__Dataset records__
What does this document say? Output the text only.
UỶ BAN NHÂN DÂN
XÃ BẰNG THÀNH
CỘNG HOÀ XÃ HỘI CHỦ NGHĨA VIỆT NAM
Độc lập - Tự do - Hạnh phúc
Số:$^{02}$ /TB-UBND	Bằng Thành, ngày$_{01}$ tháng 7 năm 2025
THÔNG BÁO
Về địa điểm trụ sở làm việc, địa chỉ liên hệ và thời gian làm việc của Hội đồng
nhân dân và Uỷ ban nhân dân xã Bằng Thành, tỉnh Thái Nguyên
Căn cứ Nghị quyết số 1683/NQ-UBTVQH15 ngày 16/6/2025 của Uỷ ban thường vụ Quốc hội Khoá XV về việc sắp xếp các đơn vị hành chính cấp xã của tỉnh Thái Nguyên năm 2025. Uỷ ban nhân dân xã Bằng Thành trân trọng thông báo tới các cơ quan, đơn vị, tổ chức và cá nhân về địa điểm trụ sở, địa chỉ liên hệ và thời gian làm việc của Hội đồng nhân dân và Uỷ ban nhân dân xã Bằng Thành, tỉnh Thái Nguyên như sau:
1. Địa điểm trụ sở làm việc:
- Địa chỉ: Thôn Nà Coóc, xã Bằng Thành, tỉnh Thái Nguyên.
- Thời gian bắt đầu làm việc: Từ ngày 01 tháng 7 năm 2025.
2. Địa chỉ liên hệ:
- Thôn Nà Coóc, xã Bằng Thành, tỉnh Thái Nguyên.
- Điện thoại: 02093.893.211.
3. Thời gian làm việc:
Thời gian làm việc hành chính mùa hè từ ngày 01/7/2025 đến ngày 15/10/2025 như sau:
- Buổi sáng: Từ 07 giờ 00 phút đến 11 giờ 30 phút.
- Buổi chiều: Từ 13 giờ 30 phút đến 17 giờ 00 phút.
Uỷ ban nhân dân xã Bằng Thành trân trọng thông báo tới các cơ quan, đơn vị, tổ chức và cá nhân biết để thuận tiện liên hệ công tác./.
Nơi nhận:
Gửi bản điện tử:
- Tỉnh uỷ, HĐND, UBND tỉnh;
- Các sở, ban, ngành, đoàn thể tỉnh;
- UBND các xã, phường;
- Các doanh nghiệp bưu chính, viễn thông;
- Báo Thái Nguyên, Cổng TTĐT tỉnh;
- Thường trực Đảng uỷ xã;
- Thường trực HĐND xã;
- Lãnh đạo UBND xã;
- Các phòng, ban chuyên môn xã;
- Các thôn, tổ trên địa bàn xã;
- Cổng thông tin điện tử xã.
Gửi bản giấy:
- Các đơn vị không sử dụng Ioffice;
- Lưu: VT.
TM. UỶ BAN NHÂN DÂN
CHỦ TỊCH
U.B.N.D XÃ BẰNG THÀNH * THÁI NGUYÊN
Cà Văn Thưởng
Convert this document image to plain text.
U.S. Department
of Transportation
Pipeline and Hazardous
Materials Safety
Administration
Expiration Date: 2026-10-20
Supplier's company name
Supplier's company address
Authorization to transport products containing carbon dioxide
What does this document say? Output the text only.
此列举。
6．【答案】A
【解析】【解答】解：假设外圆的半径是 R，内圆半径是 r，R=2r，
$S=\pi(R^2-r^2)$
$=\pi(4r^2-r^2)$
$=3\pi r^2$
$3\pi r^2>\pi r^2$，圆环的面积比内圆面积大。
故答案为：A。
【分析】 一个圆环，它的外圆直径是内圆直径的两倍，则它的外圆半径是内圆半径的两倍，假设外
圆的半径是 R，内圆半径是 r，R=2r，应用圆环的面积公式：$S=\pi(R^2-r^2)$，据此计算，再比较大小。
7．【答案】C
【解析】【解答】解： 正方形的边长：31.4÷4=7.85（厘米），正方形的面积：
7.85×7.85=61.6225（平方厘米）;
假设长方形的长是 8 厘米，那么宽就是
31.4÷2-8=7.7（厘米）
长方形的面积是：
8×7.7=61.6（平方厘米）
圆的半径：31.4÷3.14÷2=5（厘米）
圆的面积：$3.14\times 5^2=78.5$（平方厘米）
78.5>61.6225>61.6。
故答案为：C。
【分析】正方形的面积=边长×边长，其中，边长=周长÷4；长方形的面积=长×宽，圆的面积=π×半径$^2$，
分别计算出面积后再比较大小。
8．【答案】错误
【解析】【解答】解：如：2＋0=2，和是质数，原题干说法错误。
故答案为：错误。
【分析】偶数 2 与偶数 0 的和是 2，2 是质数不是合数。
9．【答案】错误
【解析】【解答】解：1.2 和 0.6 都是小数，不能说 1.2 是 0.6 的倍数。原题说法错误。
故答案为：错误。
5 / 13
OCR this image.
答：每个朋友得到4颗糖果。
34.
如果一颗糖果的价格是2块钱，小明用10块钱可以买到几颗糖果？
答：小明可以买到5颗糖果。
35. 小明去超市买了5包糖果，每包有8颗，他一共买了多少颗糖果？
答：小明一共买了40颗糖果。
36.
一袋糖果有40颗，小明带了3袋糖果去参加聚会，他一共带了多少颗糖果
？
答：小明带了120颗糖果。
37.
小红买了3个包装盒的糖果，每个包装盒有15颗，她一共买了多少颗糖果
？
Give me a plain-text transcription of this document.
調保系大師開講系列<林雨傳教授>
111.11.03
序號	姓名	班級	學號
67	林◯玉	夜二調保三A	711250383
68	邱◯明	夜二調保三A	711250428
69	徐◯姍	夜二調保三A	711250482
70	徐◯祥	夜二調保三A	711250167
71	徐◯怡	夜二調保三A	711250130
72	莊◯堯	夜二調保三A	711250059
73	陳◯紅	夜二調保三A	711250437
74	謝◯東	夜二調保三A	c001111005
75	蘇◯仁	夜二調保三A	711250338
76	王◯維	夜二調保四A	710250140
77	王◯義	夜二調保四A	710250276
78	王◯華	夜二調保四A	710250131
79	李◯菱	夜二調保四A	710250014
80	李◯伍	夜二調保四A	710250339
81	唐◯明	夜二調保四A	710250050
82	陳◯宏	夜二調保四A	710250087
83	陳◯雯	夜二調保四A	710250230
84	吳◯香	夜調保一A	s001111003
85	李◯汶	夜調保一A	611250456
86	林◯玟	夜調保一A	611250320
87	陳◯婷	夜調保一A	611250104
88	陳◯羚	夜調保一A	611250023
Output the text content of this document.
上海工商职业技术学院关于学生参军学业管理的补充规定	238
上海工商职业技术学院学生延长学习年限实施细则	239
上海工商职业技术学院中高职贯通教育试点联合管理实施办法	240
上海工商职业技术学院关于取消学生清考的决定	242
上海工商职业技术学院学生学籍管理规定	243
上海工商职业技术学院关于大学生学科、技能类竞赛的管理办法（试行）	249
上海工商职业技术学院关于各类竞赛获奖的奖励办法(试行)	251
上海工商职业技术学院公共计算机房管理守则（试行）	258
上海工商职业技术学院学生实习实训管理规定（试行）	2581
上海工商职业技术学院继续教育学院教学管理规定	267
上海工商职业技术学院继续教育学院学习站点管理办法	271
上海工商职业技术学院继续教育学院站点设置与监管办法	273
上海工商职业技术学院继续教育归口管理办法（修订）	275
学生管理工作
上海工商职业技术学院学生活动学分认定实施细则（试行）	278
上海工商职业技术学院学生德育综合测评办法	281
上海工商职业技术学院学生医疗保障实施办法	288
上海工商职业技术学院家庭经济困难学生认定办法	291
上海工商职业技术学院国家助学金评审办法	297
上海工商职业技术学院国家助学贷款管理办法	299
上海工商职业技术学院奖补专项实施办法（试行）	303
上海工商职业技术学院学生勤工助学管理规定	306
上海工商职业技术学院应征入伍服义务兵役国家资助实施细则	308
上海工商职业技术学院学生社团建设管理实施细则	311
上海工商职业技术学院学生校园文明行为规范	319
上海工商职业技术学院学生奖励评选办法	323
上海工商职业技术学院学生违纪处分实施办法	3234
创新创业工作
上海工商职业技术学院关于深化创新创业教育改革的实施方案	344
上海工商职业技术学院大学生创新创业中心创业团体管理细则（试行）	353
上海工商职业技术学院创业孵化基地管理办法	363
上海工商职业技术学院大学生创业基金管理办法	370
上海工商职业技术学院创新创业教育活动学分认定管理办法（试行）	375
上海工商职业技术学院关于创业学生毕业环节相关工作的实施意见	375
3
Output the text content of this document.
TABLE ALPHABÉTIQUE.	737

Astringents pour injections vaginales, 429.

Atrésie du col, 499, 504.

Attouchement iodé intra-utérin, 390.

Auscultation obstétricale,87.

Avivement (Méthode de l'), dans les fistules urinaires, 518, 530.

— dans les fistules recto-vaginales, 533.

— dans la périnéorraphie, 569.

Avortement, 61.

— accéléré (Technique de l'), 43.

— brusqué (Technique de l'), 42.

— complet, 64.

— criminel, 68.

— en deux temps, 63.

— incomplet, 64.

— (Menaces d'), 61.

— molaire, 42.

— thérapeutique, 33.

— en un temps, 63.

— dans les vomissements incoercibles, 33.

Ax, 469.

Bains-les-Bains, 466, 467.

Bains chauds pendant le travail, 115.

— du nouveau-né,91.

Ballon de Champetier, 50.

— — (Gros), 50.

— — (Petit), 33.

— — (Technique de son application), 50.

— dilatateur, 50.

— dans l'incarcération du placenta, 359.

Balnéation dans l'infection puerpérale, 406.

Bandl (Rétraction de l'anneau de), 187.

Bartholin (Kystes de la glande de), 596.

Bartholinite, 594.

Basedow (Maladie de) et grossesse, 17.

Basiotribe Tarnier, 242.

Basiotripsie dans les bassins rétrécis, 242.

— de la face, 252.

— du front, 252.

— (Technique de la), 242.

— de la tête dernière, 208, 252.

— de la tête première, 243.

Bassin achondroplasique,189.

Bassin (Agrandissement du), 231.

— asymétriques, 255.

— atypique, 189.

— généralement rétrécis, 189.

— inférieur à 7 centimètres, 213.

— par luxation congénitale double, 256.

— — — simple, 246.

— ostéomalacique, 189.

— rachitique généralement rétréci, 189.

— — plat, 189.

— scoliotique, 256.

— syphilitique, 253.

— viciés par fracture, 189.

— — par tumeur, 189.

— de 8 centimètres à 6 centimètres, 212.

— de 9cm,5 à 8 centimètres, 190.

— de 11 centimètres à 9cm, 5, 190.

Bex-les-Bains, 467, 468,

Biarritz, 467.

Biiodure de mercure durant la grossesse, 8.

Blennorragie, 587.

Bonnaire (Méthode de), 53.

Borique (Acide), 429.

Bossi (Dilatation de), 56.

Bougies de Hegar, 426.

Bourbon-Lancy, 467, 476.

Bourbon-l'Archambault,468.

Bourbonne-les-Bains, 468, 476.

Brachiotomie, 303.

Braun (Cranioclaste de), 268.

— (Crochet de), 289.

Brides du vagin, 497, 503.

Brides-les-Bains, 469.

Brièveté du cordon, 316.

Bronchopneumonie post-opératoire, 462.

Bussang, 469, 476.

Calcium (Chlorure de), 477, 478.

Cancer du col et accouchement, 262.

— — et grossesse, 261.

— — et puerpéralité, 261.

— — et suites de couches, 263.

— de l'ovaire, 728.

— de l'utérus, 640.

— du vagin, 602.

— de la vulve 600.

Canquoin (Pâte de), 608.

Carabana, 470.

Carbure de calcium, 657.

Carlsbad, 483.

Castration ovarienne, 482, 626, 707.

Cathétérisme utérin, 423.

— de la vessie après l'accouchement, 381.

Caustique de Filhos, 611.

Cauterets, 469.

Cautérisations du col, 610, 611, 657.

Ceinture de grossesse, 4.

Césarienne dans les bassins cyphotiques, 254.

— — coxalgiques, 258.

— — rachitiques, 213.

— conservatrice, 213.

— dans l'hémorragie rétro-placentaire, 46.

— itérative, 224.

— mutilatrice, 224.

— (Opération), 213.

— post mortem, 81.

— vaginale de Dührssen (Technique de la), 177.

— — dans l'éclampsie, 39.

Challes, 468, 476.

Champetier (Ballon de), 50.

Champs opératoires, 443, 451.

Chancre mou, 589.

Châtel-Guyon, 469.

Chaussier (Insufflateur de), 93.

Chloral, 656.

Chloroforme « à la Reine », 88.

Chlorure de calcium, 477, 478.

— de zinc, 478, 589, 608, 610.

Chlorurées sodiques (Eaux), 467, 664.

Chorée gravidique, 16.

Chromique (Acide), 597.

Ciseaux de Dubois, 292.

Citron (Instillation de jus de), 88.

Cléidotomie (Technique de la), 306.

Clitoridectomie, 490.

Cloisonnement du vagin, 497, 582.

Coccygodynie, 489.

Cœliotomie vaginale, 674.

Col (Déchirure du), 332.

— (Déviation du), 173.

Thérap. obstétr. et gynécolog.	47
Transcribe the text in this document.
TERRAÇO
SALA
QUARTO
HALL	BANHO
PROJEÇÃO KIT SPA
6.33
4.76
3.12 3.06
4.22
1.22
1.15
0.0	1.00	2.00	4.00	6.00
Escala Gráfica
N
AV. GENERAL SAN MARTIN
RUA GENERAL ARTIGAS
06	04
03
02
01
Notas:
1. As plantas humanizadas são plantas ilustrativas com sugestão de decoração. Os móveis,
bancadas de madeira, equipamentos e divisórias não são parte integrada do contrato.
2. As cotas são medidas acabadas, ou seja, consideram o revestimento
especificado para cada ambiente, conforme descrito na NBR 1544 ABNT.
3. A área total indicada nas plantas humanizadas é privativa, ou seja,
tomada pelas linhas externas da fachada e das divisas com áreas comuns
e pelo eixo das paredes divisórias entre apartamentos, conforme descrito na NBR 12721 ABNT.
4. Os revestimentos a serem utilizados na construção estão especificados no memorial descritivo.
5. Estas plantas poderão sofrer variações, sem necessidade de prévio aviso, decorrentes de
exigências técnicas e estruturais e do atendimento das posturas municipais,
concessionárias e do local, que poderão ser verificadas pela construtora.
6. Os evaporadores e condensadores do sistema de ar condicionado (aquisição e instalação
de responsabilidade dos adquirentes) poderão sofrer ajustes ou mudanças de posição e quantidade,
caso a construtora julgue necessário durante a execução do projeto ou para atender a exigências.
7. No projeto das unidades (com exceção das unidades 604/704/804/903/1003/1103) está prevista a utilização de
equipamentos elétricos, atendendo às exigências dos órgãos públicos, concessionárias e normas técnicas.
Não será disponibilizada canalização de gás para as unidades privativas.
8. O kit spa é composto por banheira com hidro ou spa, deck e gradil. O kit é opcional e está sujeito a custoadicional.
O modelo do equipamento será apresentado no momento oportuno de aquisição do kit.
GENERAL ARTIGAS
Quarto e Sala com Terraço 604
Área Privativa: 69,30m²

__Aim of the task__
Find the lines above that contain the word "conforme" and collect them.

__Solution to the problem__
especificado para cada ambiente, conforme descrito na NBR 1544 ABNT.
e pelo eixo das paredes divisórias entre apartamentos, conforme descrito na NBR 12721 ABNT.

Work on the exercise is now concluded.